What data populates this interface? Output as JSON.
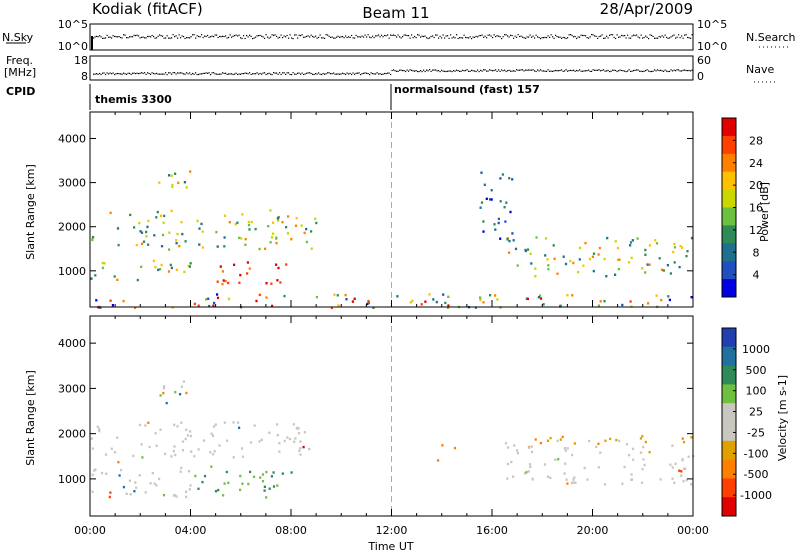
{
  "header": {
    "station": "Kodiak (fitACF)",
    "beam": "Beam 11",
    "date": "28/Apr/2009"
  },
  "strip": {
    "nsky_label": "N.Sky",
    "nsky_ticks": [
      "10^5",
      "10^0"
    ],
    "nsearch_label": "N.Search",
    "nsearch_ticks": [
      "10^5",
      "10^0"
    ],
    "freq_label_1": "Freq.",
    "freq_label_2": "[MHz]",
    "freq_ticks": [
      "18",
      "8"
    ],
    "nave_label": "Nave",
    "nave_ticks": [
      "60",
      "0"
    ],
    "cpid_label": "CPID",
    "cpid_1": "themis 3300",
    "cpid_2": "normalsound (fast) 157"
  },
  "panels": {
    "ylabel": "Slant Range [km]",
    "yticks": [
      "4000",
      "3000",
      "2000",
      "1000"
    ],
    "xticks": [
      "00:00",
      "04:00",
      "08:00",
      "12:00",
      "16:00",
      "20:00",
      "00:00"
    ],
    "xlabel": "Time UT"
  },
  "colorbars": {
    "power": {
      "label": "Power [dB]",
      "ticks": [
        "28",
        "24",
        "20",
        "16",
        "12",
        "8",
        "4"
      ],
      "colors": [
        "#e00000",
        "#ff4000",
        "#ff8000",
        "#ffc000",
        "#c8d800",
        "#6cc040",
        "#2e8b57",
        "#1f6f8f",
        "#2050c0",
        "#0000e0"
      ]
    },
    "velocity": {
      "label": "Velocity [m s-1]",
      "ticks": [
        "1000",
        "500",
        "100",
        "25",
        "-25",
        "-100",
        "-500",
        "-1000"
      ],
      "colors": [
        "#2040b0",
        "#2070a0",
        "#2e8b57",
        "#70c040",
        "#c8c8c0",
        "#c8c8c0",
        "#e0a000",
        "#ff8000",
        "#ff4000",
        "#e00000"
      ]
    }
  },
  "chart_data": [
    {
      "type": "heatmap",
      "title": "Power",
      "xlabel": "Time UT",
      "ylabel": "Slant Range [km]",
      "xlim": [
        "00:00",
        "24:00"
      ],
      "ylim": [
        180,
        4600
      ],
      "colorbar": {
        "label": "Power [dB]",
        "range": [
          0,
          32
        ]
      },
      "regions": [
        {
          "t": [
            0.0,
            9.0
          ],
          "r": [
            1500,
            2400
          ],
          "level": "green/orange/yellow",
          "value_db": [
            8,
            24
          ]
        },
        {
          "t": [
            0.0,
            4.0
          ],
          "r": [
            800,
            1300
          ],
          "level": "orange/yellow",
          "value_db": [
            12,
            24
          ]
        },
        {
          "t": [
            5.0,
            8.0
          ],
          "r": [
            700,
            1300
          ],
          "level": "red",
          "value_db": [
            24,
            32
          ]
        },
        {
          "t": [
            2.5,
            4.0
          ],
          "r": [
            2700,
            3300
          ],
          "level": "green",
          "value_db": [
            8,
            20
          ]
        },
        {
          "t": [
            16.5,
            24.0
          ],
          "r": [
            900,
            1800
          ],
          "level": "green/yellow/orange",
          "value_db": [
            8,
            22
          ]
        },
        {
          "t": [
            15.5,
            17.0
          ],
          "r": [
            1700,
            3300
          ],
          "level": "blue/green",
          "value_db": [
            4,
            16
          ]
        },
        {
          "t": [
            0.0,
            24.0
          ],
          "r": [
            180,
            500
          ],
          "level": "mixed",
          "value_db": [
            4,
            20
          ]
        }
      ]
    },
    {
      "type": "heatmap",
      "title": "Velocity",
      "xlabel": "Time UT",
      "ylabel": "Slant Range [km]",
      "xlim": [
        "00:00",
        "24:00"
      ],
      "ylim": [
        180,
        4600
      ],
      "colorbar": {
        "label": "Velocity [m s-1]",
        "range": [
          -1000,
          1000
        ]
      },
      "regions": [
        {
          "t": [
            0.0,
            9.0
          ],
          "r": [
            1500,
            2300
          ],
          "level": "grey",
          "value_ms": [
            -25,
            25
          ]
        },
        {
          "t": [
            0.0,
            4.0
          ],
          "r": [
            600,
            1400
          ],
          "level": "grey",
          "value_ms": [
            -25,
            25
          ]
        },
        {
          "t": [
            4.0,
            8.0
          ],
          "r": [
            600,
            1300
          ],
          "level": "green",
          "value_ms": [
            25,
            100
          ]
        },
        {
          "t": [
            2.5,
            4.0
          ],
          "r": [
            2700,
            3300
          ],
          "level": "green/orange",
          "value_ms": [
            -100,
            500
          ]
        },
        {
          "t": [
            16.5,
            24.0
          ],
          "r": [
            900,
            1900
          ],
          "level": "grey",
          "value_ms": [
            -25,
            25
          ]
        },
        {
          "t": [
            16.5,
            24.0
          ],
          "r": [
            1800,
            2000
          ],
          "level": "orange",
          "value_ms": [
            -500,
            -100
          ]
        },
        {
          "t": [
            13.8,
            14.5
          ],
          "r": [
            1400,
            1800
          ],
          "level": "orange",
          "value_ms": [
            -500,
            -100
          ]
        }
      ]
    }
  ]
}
# # #
▶ **Description of the task**:
Of the lines in the material, how many hold the word "green"? Reply with the number only.

▶ **Exercise answer**:
6